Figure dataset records
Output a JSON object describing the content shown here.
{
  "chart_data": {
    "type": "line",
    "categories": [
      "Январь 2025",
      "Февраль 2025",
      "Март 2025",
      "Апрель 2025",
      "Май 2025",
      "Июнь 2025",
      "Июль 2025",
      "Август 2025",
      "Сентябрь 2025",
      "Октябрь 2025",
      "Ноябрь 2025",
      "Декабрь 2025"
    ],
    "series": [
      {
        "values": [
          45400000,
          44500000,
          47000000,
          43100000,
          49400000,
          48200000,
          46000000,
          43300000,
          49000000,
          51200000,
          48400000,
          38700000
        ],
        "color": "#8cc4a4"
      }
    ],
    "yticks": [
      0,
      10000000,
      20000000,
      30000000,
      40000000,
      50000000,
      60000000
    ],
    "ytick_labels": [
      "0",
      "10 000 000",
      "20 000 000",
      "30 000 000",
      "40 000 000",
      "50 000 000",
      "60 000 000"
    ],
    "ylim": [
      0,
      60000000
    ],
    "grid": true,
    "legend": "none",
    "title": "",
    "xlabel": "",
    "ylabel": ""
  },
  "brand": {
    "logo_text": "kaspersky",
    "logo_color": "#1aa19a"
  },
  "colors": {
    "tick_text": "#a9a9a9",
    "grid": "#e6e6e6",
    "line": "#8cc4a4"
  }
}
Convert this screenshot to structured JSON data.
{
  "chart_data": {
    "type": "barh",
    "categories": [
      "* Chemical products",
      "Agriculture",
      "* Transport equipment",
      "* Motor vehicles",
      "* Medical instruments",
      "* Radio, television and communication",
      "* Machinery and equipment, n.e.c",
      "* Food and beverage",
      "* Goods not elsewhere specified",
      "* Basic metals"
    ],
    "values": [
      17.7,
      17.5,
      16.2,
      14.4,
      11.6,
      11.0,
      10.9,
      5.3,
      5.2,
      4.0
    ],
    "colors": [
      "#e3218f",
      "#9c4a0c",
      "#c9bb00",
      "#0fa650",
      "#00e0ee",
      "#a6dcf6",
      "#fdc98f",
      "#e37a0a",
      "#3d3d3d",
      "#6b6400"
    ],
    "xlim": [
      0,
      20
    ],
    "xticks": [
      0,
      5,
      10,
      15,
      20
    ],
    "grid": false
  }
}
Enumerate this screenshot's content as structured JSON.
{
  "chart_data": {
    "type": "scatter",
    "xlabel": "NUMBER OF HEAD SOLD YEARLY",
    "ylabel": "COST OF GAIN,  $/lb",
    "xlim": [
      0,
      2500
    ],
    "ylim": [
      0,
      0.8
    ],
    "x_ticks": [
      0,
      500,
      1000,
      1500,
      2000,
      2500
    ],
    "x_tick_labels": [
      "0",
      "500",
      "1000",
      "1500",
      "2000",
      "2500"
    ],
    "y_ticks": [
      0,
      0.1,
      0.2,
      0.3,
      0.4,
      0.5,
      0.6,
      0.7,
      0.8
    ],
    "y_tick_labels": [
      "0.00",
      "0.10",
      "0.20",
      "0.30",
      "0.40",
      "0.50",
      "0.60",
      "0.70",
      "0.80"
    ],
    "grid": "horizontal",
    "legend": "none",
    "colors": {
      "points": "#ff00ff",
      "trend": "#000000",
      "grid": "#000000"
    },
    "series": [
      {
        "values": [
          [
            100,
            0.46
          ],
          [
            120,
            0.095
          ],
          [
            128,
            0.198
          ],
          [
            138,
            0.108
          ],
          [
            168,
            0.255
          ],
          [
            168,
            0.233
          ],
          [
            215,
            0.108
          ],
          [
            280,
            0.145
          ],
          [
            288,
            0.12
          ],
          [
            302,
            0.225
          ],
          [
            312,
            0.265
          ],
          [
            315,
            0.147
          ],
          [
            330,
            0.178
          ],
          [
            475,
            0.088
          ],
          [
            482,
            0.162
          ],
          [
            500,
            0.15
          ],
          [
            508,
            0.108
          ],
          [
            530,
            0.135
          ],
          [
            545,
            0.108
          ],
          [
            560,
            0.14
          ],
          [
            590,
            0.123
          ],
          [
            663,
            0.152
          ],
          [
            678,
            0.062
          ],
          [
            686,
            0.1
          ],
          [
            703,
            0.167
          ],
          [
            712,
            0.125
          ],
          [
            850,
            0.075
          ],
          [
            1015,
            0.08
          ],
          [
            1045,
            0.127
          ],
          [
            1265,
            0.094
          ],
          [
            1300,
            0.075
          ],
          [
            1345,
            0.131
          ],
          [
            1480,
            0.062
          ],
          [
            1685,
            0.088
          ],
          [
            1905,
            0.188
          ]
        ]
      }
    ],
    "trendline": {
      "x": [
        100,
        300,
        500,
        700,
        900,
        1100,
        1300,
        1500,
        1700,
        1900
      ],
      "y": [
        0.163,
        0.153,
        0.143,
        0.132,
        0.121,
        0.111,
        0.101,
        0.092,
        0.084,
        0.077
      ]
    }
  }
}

[GOAL]: Return all of the entries word for word.

[RESPONSE FOR THIS EXERCISE]:
Output a JSON object describing the content shown here.
{
  "chart_data": {
    "type": "line",
    "categories": [
      "Январь 2025",
      "Февраль 2025",
      "Март 2025",
      "Апрель 2025",
      "Май 2025",
      "Июнь 2025",
      "Июль 2025",
      "Август 2025",
      "Сентябрь 2025",
      "Октябрь 2025",
      "Ноябрь 2025",
      "Декабрь 2025"
    ],
    "series": [
      {
        "values": [
          45400000,
          44500000,
          47000000,
          43100000,
          49400000,
          48200000,
          46000000,
          43300000,
          49000000,
          51200000,
          48400000,
          38700000
        ],
        "color": "#8cc4a4"
      }
    ],
    "yticks": [
      0,
      10000000,
      20000000,
      30000000,
      40000000,
      50000000,
      60000000
    ],
    "ytick_labels": [
      "0",
      "10 000 000",
      "20 000 000",
      "30 000 000",
      "40 000 000",
      "50 000 000",
      "60 000 000"
    ],
    "ylim": [
      0,
      60000000
    ],
    "grid": true,
    "legend": "none",
    "title": "",
    "xlabel": "",
    "ylabel": ""
  },
  "brand": {
    "logo_text": "kaspersky",
    "logo_color": "#1aa19a"
  },
  "colors": {
    "tick_text": "#a9a9a9",
    "grid": "#e6e6e6",
    "line": "#8cc4a4"
  }
}
Convert this screenshot to structured JSON data.
{
  "chart_data": {
    "type": "barh",
    "categories": [
      "* Chemical products",
      "Agriculture",
      "* Transport equipment",
      "* Motor vehicles",
      "* Medical instruments",
      "* Radio, television and communication",
      "* Machinery and equipment, n.e.c",
      "* Food and beverage",
      "* Goods not elsewhere specified",
      "* Basic metals"
    ],
    "values": [
      17.7,
      17.5,
      16.2,
      14.4,
      11.6,
      11.0,
      10.9,
      5.3,
      5.2,
      4.0
    ],
    "colors": [
      "#e3218f",
      "#9c4a0c",
      "#c9bb00",
      "#0fa650",
      "#00e0ee",
      "#a6dcf6",
      "#fdc98f",
      "#e37a0a",
      "#3d3d3d",
      "#6b6400"
    ],
    "xlim": [
      0,
      20
    ],
    "xticks": [
      0,
      5,
      10,
      15,
      20
    ],
    "grid": false
  }
}
Enumerate this screenshot's content as structured JSON.
{
  "chart_data": {
    "type": "scatter",
    "xlabel": "NUMBER OF HEAD SOLD YEARLY",
    "ylabel": "COST OF GAIN,  $/lb",
    "xlim": [
      0,
      2500
    ],
    "ylim": [
      0,
      0.8
    ],
    "x_ticks": [
      0,
      500,
      1000,
      1500,
      2000,
      2500
    ],
    "x_tick_labels": [
      "0",
      "500",
      "1000",
      "1500",
      "2000",
      "2500"
    ],
    "y_ticks": [
      0,
      0.1,
      0.2,
      0.3,
      0.4,
      0.5,
      0.6,
      0.7,
      0.8
    ],
    "y_tick_labels": [
      "0.00",
      "0.10",
      "0.20",
      "0.30",
      "0.40",
      "0.50",
      "0.60",
      "0.70",
      "0.80"
    ],
    "grid": "horizontal",
    "legend": "none",
    "colors": {
      "points": "#ff00ff",
      "trend": "#000000",
      "grid": "#000000"
    },
    "series": [
      {
        "values": [
          [
            100,
            0.46
          ],
          [
            120,
            0.095
          ],
          [
            128,
            0.198
          ],
          [
            138,
            0.108
          ],
          [
            168,
            0.255
          ],
          [
            168,
            0.233
          ],
          [
            215,
            0.108
          ],
          [
            280,
            0.145
          ],
          [
            288,
            0.12
          ],
          [
            302,
            0.225
          ],
          [
            312,
            0.265
          ],
          [
            315,
            0.147
          ],
          [
            330,
            0.178
          ],
          [
            475,
            0.088
          ],
          [
            482,
            0.162
          ],
          [
            500,
            0.15
          ],
          [
            508,
            0.108
          ],
          [
            530,
            0.135
          ],
          [
            545,
            0.108
          ],
          [
            560,
            0.14
          ],
          [
            590,
            0.123
          ],
          [
            663,
            0.152
          ],
          [
            678,
            0.062
          ],
          [
            686,
            0.1
          ],
          [
            703,
            0.167
          ],
          [
            712,
            0.125
          ],
          [
            850,
            0.075
          ],
          [
            1015,
            0.08
          ],
          [
            1045,
            0.127
          ],
          [
            1265,
            0.094
          ],
          [
            1300,
            0.075
          ],
          [
            1345,
            0.131
          ],
          [
            1480,
            0.062
          ],
          [
            1685,
            0.088
          ],
          [
            1905,
            0.188
          ]
        ]
      }
    ],
    "trendline": {
      "x": [
        100,
        300,
        500,
        700,
        900,
        1100,
        1300,
        1500,
        1700,
        1900
      ],
      "y": [
        0.163,
        0.153,
        0.143,
        0.132,
        0.121,
        0.111,
        0.101,
        0.092,
        0.084,
        0.077
      ]
    }
  }
}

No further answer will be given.